(Some records)

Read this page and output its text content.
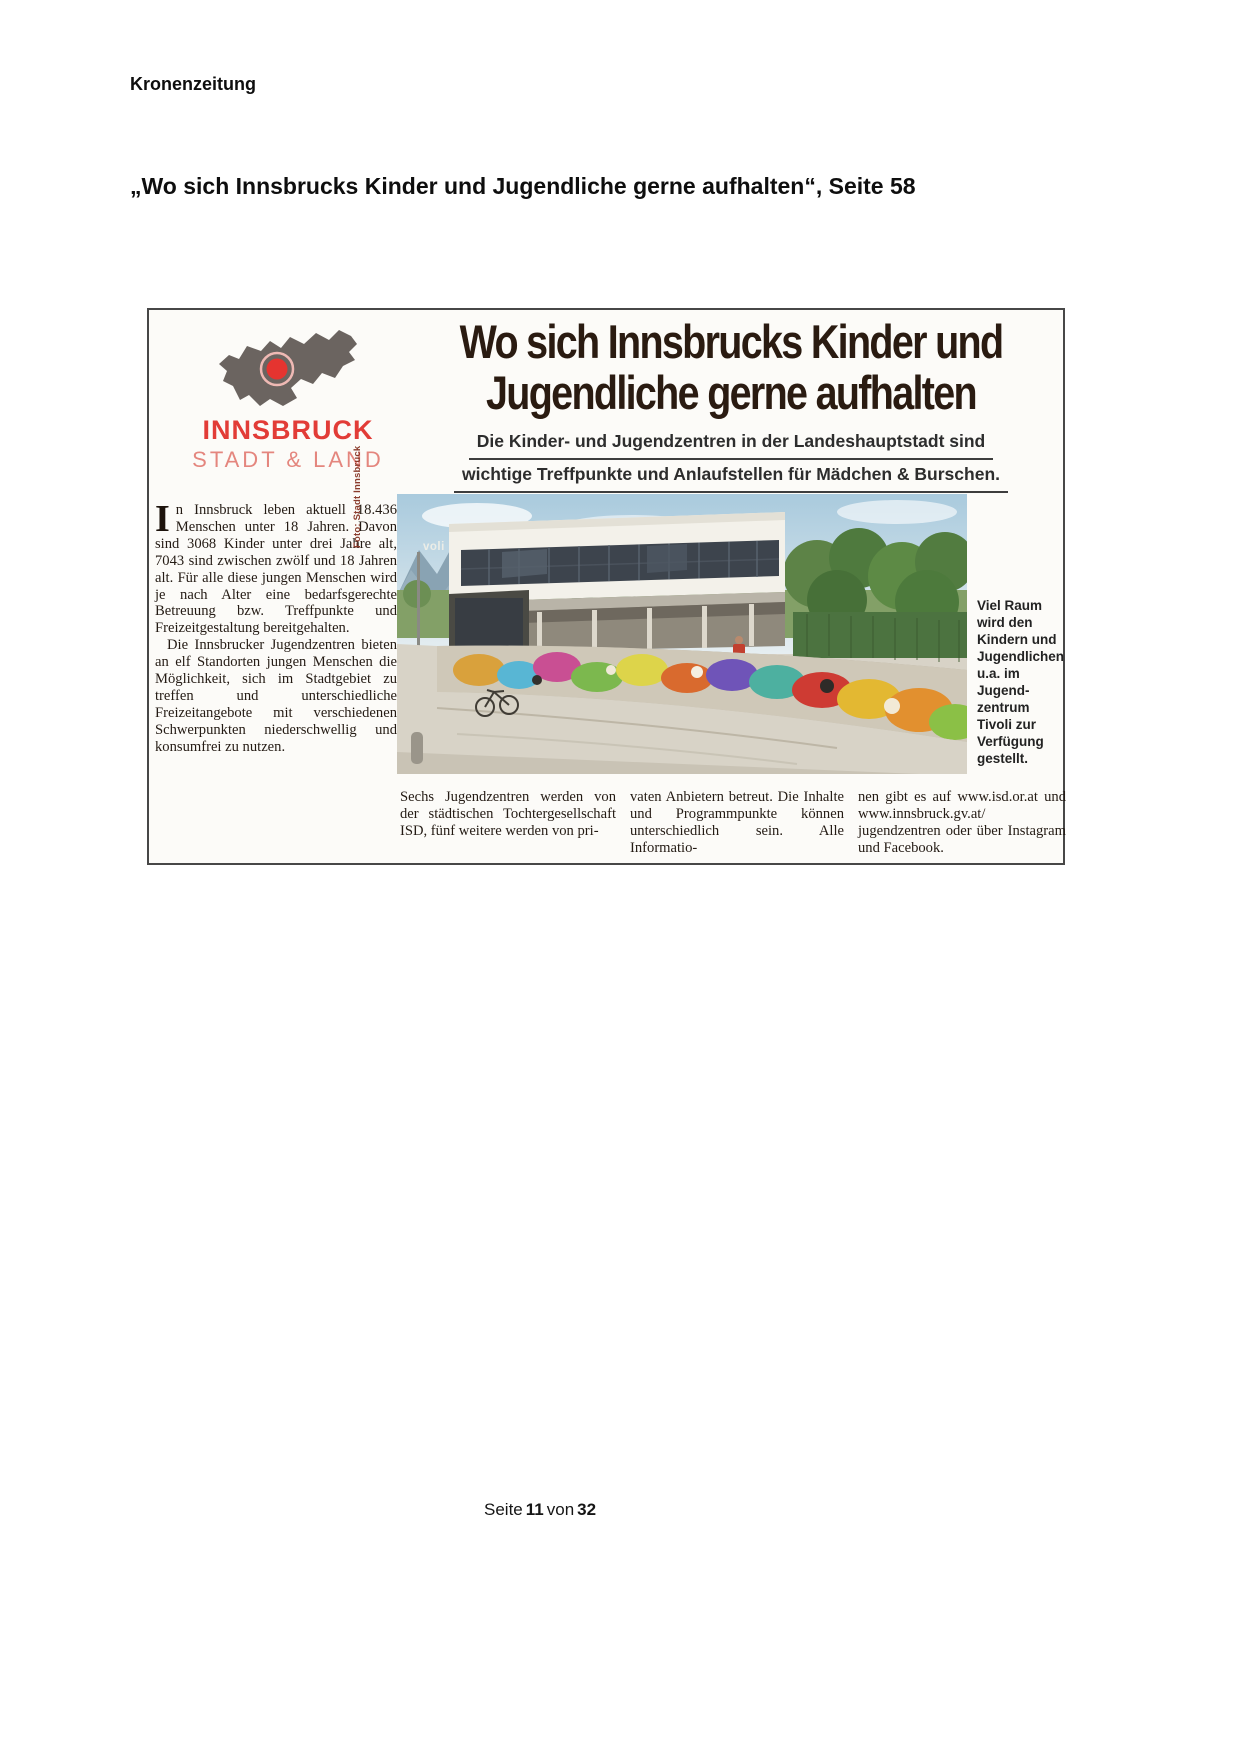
Kronenzeitung
„Wo sich Innsbrucks Kinder und Jugendliche gerne aufhalten“, Seite 58
INNSBRUCK
STADT & LAND
Wo sich Innsbrucks Kinder und
Jugendliche gerne aufhalten
Die Kinder- und Jugendzentren in der Landeshauptstadt sind
wichtige Treffpunkte und Anlaufstellen für Mädchen & Burschen.

In Innsbruck leben aktuell 18.436 Menschen unter 18 Jahren. Davon sind 3068 Kinder unter drei Jahre alt, 7043 sind zwischen zwölf und 18 Jahren alt. Für alle diese jungen Menschen wird je nach Alter eine bedarfsgerechte Betreuung bzw. Treffpunkte und Freizeitgestaltung bereitgehalten.

Die Innsbrucker Jugendzentren bieten an elf Standorten jungen Menschen die Möglichkeit, sich im Stadtgebiet zu treffen und unterschiedliche Freizeitangebote mit verschiedenen Schwerpunkten niederschwellig und konsumfrei zu nutzen.

Foto: Stadt Innsbruck	voli
Viel Raum wird den Kindern und Jugendlichen u.a. im Jugend- zentrum Tivoli zur Verfügung gestellt.
Sechs Jugendzentren werden von der städtischen Tochtergesellschaft ISD, fünf weitere werden von pri-
vaten Anbietern betreut. Die Inhalte und Programmpunkte können unterschiedlich sein. Alle Informatio-
nen gibt es auf www.isd.or.at und www.innsbruck.gv.at/ jugendzentren oder über Instagram und Facebook.
Seite 11 von 32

> Short exercise
Your task is to copy the entries in full and exactly, without any images.

> Written answer
Read this page and output its text content.
Kronenzeitung
„Wo sich Innsbrucks Kinder und Jugendliche gerne aufhalten“, Seite 58
INNSBRUCK
STADT & LAND
Wo sich Innsbrucks Kinder und
Jugendliche gerne aufhalten
Die Kinder- und Jugendzentren in der Landeshauptstadt sind
wichtige Treffpunkte und Anlaufstellen für Mädchen & Burschen.

In Innsbruck leben aktuell 18.436 Menschen unter 18 Jahren. Davon sind 3068 Kinder unter drei Jahre alt, 7043 sind zwischen zwölf und 18 Jahren alt. Für alle diese jungen Menschen wird je nach Alter eine bedarfsgerechte Betreuung bzw. Treffpunkte und Freizeitgestaltung bereitgehalten.

Die Innsbrucker Jugendzentren bieten an elf Standorten jungen Menschen die Möglichkeit, sich im Stadtgebiet zu treffen und unterschiedliche Freizeitangebote mit verschiedenen Schwerpunkten niederschwellig und konsumfrei zu nutzen.

Foto: Stadt Innsbruck	voli
Viel Raum wird den Kindern und Jugendlichen u.a. im Jugend- zentrum Tivoli zur Verfügung gestellt.
Sechs Jugendzentren werden von der städtischen Tochtergesellschaft ISD, fünf weitere werden von pri-
vaten Anbietern betreut. Die Inhalte und Programmpunkte können unterschiedlich sein. Alle Informatio-
nen gibt es auf www.isd.or.at und www.innsbruck.gv.at/ jugendzentren oder über Instagram und Facebook.
Seite 11 von 32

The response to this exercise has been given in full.